Short problem: Type out the data exactly as given. Skip any image.

--- Start Data rows ---

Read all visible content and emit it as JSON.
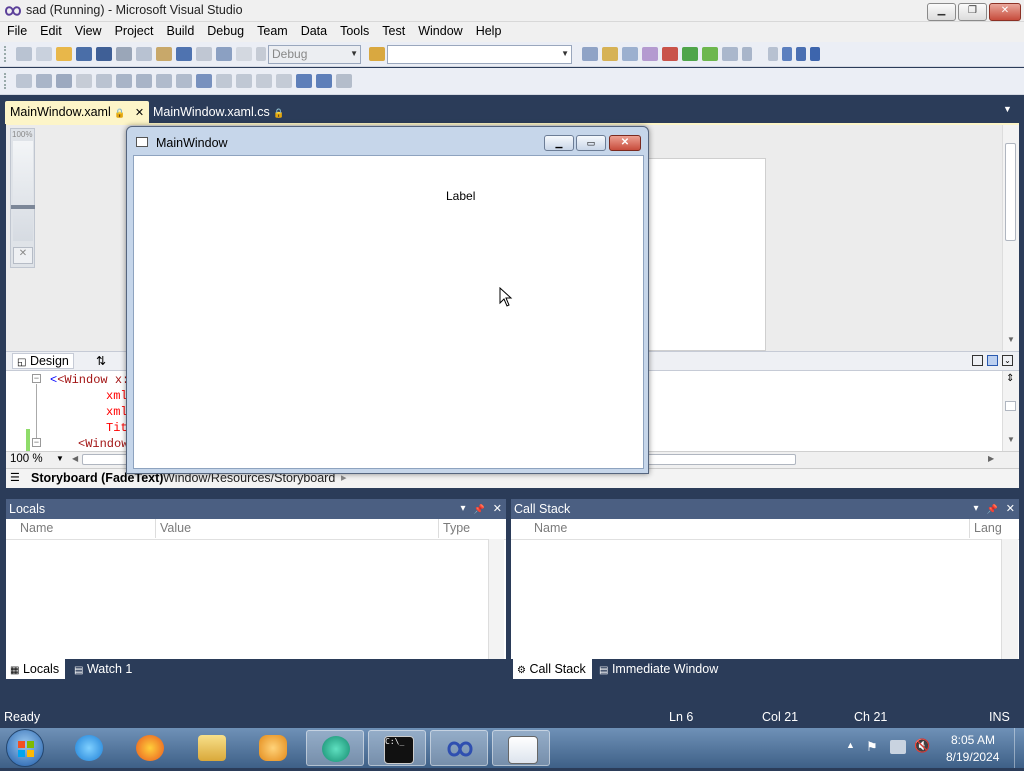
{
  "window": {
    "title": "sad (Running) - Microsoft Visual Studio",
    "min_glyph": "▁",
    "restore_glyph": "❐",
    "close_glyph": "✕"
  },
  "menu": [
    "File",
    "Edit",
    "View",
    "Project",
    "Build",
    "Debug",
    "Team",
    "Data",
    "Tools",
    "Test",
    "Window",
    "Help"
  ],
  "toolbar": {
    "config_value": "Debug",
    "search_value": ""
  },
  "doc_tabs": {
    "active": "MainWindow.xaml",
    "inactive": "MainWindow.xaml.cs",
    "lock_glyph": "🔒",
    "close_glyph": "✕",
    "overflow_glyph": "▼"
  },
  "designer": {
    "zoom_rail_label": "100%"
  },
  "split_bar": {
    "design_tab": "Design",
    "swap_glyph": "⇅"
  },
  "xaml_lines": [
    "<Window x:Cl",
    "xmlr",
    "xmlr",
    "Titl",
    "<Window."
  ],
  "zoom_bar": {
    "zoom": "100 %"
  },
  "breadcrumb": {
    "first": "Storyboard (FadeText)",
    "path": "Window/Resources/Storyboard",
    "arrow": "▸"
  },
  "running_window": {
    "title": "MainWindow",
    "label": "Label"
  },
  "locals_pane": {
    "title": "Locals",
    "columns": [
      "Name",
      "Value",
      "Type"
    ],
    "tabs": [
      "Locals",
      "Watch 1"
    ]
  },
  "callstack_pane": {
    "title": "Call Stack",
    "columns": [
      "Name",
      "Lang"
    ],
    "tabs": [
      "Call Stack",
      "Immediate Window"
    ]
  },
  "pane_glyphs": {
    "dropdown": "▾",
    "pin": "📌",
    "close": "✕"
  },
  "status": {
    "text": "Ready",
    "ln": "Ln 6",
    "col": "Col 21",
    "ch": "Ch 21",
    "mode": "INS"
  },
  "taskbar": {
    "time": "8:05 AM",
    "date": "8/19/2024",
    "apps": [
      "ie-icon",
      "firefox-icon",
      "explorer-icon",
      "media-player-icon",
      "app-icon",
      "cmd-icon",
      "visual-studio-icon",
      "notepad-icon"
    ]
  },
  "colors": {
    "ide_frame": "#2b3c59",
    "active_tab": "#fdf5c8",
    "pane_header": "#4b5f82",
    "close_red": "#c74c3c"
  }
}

--- End Data rows ---

Completed task:
Read all visible content and emit it as JSON.
{
  "window": {
    "title": "sad (Running) - Microsoft Visual Studio",
    "min_glyph": "▁",
    "restore_glyph": "❐",
    "close_glyph": "✕"
  },
  "menu": [
    "File",
    "Edit",
    "View",
    "Project",
    "Build",
    "Debug",
    "Team",
    "Data",
    "Tools",
    "Test",
    "Window",
    "Help"
  ],
  "toolbar": {
    "config_value": "Debug",
    "search_value": ""
  },
  "doc_tabs": {
    "active": "MainWindow.xaml",
    "inactive": "MainWindow.xaml.cs",
    "lock_glyph": "🔒",
    "close_glyph": "✕",
    "overflow_glyph": "▼"
  },
  "designer": {
    "zoom_rail_label": "100%"
  },
  "split_bar": {
    "design_tab": "Design",
    "swap_glyph": "⇅"
  },
  "xaml_lines": [
    "<Window x:Cl",
    "xmlr",
    "xmlr",
    "Titl",
    "<Window."
  ],
  "zoom_bar": {
    "zoom": "100 %"
  },
  "breadcrumb": {
    "first": "Storyboard (FadeText)",
    "path": "Window/Resources/Storyboard",
    "arrow": "▸"
  },
  "running_window": {
    "title": "MainWindow",
    "label": "Label"
  },
  "locals_pane": {
    "title": "Locals",
    "columns": [
      "Name",
      "Value",
      "Type"
    ],
    "tabs": [
      "Locals",
      "Watch 1"
    ]
  },
  "callstack_pane": {
    "title": "Call Stack",
    "columns": [
      "Name",
      "Lang"
    ],
    "tabs": [
      "Call Stack",
      "Immediate Window"
    ]
  },
  "pane_glyphs": {
    "dropdown": "▾",
    "pin": "📌",
    "close": "✕"
  },
  "status": {
    "text": "Ready",
    "ln": "Ln 6",
    "col": "Col 21",
    "ch": "Ch 21",
    "mode": "INS"
  },
  "taskbar": {
    "time": "8:05 AM",
    "date": "8/19/2024",
    "apps": [
      "ie-icon",
      "firefox-icon",
      "explorer-icon",
      "media-player-icon",
      "app-icon",
      "cmd-icon",
      "visual-studio-icon",
      "notepad-icon"
    ]
  },
  "colors": {
    "ide_frame": "#2b3c59",
    "active_tab": "#fdf5c8",
    "pane_header": "#4b5f82",
    "close_red": "#c74c3c"
  }
}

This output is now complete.